▶ [AIM OF THE EXERCISE]
Reproduce each record exactly.

>> begin INFORMATION GIVEN

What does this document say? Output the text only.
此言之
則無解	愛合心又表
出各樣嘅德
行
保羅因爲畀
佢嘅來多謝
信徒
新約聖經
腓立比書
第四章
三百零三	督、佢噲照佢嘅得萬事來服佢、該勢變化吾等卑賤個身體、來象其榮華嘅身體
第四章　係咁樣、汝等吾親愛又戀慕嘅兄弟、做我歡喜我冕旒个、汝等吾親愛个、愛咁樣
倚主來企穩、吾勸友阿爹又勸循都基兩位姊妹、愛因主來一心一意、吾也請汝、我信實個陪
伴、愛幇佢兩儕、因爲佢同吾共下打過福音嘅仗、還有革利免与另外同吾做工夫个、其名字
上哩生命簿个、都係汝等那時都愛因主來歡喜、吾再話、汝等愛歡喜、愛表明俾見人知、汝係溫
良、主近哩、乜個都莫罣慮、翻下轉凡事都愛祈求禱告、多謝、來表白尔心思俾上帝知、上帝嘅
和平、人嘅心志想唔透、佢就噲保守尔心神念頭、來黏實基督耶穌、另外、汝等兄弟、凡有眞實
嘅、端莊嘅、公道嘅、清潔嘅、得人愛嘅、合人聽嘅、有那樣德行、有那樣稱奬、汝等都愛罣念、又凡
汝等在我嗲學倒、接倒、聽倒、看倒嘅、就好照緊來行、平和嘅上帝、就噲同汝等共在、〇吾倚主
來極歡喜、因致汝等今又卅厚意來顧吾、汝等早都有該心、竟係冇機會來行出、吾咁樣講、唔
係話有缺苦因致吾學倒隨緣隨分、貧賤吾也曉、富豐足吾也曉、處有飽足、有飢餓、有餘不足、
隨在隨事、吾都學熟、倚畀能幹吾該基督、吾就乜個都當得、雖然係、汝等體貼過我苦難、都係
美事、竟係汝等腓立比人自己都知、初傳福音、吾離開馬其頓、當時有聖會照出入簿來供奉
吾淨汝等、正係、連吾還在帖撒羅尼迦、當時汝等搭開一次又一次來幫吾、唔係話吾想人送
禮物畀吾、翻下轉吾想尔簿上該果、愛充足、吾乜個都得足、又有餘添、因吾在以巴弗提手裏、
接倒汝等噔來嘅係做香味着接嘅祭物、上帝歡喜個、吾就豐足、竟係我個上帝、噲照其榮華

>> end INFORMATION GIVEN

▶ [TASK ANSWER]
What does this document say? Output the text only.
此言之
則無解	愛合心又表
出各樣嘅德
行
保羅因爲畀
佢嘅來多謝
信徒
新約聖經
腓立比書
第四章
三百零三	督、佢噲照佢嘅得萬事來服佢、該勢變化吾等卑賤個身體、來象其榮華嘅身體
第四章　係咁樣、汝等吾親愛又戀慕嘅兄弟、做我歡喜我冕旒个、汝等吾親愛个、愛咁樣
倚主來企穩、吾勸友阿爹又勸循都基兩位姊妹、愛因主來一心一意、吾也請汝、我信實個陪
伴、愛幇佢兩儕、因爲佢同吾共下打過福音嘅仗、還有革利免与另外同吾做工夫个、其名字
上哩生命簿个、都係汝等那時都愛因主來歡喜、吾再話、汝等愛歡喜、愛表明俾見人知、汝係溫
良、主近哩、乜個都莫罣慮、翻下轉凡事都愛祈求禱告、多謝、來表白尔心思俾上帝知、上帝嘅
和平、人嘅心志想唔透、佢就噲保守尔心神念頭、來黏實基督耶穌、另外、汝等兄弟、凡有眞實
嘅、端莊嘅、公道嘅、清潔嘅、得人愛嘅、合人聽嘅、有那樣德行、有那樣稱奬、汝等都愛罣念、又凡
汝等在我嗲學倒、接倒、聽倒、看倒嘅、就好照緊來行、平和嘅上帝、就噲同汝等共在、〇吾倚主
來極歡喜、因致汝等今又卅厚意來顧吾、汝等早都有該心、竟係冇機會來行出、吾咁樣講、唔
係話有缺苦因致吾學倒隨緣隨分、貧賤吾也曉、富豐足吾也曉、處有飽足、有飢餓、有餘不足、
隨在隨事、吾都學熟、倚畀能幹吾該基督、吾就乜個都當得、雖然係、汝等體貼過我苦難、都係
美事、竟係汝等腓立比人自己都知、初傳福音、吾離開馬其頓、當時有聖會照出入簿來供奉
吾淨汝等、正係、連吾還在帖撒羅尼迦、當時汝等搭開一次又一次來幫吾、唔係話吾想人送
禮物畀吾、翻下轉吾想尔簿上該果、愛充足、吾乜個都得足、又有餘添、因吾在以巴弗提手裏、
接倒汝等噔來嘅係做香味着接嘅祭物、上帝歡喜個、吾就豐足、竟係我個上帝、噲照其榮華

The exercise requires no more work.